Repeat each line word for word.

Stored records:
## start

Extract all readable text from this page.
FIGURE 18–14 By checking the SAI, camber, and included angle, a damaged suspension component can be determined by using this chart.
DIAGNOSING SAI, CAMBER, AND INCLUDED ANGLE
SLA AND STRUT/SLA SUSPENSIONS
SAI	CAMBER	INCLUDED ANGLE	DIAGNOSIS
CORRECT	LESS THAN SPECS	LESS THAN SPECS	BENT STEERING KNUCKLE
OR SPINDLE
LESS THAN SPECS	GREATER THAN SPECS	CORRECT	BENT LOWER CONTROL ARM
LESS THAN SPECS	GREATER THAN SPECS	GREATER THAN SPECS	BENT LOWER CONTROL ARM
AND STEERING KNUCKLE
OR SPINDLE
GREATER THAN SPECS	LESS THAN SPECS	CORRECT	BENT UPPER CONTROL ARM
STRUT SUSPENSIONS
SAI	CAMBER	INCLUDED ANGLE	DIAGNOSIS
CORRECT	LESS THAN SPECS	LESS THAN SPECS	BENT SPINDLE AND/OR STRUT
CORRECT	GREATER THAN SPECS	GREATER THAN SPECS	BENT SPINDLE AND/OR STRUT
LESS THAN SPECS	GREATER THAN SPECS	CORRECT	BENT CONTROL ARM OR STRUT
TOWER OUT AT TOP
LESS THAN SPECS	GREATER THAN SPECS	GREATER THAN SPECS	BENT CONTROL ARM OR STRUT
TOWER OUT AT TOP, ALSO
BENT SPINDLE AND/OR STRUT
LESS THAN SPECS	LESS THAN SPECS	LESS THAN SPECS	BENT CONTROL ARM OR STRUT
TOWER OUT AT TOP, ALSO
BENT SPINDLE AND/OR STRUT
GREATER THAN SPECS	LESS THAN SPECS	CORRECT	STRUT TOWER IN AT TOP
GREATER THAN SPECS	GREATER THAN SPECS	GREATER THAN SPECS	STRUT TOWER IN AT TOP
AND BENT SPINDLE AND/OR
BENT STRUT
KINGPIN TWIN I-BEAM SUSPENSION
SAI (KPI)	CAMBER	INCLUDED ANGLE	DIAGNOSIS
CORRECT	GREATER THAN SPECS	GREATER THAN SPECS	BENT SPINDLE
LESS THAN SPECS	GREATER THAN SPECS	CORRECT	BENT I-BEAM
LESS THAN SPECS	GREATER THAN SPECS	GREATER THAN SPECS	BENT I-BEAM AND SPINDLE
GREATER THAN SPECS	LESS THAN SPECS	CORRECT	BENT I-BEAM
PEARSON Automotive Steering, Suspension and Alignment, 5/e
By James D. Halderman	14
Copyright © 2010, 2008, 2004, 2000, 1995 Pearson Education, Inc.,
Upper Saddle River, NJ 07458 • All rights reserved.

## end

RESPONSE:
Extract all readable text from this page.
FIGURE 18–14 By checking the SAI, camber, and included angle, a damaged suspension component can be determined by using this chart.
DIAGNOSING SAI, CAMBER, AND INCLUDED ANGLE
SLA AND STRUT/SLA SUSPENSIONS
SAI	CAMBER	INCLUDED ANGLE	DIAGNOSIS
CORRECT	LESS THAN SPECS	LESS THAN SPECS	BENT STEERING KNUCKLE
OR SPINDLE
LESS THAN SPECS	GREATER THAN SPECS	CORRECT	BENT LOWER CONTROL ARM
LESS THAN SPECS	GREATER THAN SPECS	GREATER THAN SPECS	BENT LOWER CONTROL ARM
AND STEERING KNUCKLE
OR SPINDLE
GREATER THAN SPECS	LESS THAN SPECS	CORRECT	BENT UPPER CONTROL ARM
STRUT SUSPENSIONS
SAI	CAMBER	INCLUDED ANGLE	DIAGNOSIS
CORRECT	LESS THAN SPECS	LESS THAN SPECS	BENT SPINDLE AND/OR STRUT
CORRECT	GREATER THAN SPECS	GREATER THAN SPECS	BENT SPINDLE AND/OR STRUT
LESS THAN SPECS	GREATER THAN SPECS	CORRECT	BENT CONTROL ARM OR STRUT
TOWER OUT AT TOP
LESS THAN SPECS	GREATER THAN SPECS	GREATER THAN SPECS	BENT CONTROL ARM OR STRUT
TOWER OUT AT TOP, ALSO
BENT SPINDLE AND/OR STRUT
LESS THAN SPECS	LESS THAN SPECS	LESS THAN SPECS	BENT CONTROL ARM OR STRUT
TOWER OUT AT TOP, ALSO
BENT SPINDLE AND/OR STRUT
GREATER THAN SPECS	LESS THAN SPECS	CORRECT	STRUT TOWER IN AT TOP
GREATER THAN SPECS	GREATER THAN SPECS	GREATER THAN SPECS	STRUT TOWER IN AT TOP
AND BENT SPINDLE AND/OR
BENT STRUT
KINGPIN TWIN I-BEAM SUSPENSION
SAI (KPI)	CAMBER	INCLUDED ANGLE	DIAGNOSIS
CORRECT	GREATER THAN SPECS	GREATER THAN SPECS	BENT SPINDLE
LESS THAN SPECS	GREATER THAN SPECS	CORRECT	BENT I-BEAM
LESS THAN SPECS	GREATER THAN SPECS	GREATER THAN SPECS	BENT I-BEAM AND SPINDLE
GREATER THAN SPECS	LESS THAN SPECS	CORRECT	BENT I-BEAM
PEARSON Automotive Steering, Suspension and Alignment, 5/e
By James D. Halderman	14
Copyright © 2010, 2008, 2004, 2000, 1995 Pearson Education, Inc.,
Upper Saddle River, NJ 07458 • All rights reserved.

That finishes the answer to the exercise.